(Saved entries)
★ ★ ★
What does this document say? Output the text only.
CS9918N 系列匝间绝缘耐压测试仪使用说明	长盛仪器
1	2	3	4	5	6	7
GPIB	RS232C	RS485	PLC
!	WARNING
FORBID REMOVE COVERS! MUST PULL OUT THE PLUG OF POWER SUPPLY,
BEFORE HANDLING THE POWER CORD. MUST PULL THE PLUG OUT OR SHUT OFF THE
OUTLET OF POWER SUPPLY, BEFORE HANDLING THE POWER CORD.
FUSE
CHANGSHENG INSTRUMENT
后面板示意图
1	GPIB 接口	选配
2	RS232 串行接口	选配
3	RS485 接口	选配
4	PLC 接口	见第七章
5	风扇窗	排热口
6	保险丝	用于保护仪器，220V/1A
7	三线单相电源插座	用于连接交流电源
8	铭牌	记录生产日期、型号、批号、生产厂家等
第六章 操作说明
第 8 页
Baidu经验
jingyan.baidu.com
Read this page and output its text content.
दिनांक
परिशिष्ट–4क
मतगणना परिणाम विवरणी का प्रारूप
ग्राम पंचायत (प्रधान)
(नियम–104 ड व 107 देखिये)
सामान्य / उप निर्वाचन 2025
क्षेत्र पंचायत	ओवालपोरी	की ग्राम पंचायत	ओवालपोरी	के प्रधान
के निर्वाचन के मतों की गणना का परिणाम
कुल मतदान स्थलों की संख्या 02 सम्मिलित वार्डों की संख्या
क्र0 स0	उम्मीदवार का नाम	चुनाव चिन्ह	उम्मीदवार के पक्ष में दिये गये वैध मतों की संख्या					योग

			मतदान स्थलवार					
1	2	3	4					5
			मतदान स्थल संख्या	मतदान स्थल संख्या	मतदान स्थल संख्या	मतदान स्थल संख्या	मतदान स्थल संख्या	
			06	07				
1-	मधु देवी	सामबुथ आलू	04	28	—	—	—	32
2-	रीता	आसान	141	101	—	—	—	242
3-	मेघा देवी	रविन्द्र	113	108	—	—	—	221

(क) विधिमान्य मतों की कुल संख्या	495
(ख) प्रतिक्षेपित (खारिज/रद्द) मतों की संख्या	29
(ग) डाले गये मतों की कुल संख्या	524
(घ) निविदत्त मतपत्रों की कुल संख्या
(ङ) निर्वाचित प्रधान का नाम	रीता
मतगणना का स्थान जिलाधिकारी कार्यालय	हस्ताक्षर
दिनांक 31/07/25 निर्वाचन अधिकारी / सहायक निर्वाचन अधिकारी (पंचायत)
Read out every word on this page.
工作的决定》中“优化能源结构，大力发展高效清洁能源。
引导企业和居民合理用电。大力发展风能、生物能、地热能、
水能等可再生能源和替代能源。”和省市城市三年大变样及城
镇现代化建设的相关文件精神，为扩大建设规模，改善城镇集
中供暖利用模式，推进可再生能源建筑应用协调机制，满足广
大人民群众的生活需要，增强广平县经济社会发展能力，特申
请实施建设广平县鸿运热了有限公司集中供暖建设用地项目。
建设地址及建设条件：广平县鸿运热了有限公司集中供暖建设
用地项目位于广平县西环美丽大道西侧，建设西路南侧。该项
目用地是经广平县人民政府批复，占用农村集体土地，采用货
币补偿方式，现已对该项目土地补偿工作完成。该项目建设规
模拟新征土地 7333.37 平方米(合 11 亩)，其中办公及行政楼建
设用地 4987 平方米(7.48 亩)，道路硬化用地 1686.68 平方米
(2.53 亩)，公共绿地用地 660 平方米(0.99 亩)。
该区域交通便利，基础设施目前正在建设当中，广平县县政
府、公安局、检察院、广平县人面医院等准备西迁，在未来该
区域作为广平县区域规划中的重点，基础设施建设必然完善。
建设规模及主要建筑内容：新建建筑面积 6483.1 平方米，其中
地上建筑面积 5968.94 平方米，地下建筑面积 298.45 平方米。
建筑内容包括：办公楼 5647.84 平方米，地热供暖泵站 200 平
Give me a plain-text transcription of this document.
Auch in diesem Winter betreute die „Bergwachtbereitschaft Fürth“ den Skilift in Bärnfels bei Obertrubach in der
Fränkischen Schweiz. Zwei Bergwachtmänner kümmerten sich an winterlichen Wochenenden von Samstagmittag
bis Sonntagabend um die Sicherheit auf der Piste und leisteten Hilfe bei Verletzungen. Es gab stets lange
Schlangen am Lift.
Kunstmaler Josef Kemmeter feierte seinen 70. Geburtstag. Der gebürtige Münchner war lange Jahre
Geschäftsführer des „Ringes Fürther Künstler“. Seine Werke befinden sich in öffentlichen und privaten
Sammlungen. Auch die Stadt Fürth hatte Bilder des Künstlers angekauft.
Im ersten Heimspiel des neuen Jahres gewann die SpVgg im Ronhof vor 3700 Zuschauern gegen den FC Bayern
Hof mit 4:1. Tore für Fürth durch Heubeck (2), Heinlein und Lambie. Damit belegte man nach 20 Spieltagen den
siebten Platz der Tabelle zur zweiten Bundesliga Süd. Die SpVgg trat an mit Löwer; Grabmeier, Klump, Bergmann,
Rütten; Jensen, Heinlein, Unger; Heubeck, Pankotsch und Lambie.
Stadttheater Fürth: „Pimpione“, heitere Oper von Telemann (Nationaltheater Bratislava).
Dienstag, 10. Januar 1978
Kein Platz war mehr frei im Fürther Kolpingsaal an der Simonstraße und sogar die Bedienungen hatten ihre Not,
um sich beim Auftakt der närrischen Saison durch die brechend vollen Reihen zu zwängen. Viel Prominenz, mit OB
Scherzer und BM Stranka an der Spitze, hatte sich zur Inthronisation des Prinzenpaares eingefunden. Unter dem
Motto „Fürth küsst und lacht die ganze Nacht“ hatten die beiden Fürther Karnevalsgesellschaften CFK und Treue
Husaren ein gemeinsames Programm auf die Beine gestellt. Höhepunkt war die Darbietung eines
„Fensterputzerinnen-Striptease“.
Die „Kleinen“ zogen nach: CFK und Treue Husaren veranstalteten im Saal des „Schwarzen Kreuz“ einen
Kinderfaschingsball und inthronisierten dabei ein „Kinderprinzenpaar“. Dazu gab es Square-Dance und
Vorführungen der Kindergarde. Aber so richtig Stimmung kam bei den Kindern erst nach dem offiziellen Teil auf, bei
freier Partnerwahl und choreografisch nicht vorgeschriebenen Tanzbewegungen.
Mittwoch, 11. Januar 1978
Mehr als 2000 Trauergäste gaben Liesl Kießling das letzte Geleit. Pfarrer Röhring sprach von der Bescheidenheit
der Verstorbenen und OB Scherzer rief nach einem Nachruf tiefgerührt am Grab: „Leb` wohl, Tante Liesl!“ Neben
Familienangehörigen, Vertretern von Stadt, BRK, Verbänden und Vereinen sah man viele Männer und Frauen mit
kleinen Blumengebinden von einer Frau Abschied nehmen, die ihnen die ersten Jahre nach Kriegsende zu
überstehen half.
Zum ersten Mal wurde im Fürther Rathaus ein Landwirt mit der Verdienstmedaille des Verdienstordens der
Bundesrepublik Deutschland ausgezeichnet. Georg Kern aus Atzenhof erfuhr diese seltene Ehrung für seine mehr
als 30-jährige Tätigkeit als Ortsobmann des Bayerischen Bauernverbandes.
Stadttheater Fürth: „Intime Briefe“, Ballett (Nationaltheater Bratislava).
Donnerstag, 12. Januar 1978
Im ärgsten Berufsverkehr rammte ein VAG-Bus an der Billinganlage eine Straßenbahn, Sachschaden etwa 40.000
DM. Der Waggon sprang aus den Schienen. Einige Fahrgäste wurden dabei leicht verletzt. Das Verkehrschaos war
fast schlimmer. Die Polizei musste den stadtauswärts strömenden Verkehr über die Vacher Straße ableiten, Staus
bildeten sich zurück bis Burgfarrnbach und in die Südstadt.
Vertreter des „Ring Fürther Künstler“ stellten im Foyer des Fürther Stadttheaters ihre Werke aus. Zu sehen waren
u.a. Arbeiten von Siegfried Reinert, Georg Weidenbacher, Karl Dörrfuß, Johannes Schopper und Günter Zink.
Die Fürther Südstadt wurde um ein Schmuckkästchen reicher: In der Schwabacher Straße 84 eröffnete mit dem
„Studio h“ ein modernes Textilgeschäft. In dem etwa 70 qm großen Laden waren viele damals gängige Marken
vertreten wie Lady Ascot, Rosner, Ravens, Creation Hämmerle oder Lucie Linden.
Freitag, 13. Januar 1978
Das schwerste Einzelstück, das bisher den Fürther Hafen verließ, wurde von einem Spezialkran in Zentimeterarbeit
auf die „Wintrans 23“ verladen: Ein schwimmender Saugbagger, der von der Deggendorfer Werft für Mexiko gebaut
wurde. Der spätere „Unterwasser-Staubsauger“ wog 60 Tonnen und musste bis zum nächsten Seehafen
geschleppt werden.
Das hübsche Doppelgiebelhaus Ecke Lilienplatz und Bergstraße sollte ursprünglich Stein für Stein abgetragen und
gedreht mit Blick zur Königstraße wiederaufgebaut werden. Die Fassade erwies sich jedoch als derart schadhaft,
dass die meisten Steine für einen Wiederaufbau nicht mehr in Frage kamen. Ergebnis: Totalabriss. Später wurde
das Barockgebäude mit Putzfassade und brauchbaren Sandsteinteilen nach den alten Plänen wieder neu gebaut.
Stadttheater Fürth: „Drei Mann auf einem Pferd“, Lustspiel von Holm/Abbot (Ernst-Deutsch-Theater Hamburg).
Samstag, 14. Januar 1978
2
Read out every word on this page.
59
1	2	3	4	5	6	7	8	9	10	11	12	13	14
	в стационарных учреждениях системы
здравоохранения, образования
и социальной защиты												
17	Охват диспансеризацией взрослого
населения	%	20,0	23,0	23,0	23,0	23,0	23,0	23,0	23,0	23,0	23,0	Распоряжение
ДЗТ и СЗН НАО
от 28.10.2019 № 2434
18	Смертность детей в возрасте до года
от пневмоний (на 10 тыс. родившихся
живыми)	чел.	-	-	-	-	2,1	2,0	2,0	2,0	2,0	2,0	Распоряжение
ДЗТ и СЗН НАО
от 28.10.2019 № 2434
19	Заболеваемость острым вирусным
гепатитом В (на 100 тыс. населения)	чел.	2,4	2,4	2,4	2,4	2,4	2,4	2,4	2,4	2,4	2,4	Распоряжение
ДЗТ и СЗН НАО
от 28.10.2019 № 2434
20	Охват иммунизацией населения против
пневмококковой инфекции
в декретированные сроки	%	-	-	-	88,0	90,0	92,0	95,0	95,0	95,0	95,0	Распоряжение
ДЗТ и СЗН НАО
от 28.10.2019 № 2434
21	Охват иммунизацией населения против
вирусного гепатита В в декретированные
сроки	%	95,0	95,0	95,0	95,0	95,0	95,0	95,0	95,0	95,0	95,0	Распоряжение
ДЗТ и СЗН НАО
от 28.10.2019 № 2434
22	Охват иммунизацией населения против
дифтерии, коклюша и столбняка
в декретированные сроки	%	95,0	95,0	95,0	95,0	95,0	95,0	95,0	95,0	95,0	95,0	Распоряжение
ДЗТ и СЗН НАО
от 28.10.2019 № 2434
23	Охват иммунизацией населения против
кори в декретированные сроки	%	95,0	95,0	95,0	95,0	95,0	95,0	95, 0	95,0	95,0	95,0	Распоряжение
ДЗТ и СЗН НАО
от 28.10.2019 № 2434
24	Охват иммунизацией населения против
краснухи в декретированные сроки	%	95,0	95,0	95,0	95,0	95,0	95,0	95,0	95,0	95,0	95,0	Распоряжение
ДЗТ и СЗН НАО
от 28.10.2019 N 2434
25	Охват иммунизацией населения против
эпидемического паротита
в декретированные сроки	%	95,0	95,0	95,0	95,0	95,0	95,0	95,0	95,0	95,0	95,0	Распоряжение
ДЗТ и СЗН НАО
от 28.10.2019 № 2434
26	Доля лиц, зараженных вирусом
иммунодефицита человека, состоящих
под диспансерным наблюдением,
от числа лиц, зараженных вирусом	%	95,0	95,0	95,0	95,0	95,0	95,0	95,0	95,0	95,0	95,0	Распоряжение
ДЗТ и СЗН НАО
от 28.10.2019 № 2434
★ ★ ★
▶ Given problem
Identify and extract each line of the listing that contains "Scherzer".

▶ Problem solution
Scherzer und BM Stranka an der Spitze, hatte sich zur Inthronisation des Prinzenpaares eingefunden. Unter dem
der Verstorbenen und OB Scherzer rief nach einem Nachruf tiefgerührt am Grab: „Leb` wohl, Tante Liesl!“ Neben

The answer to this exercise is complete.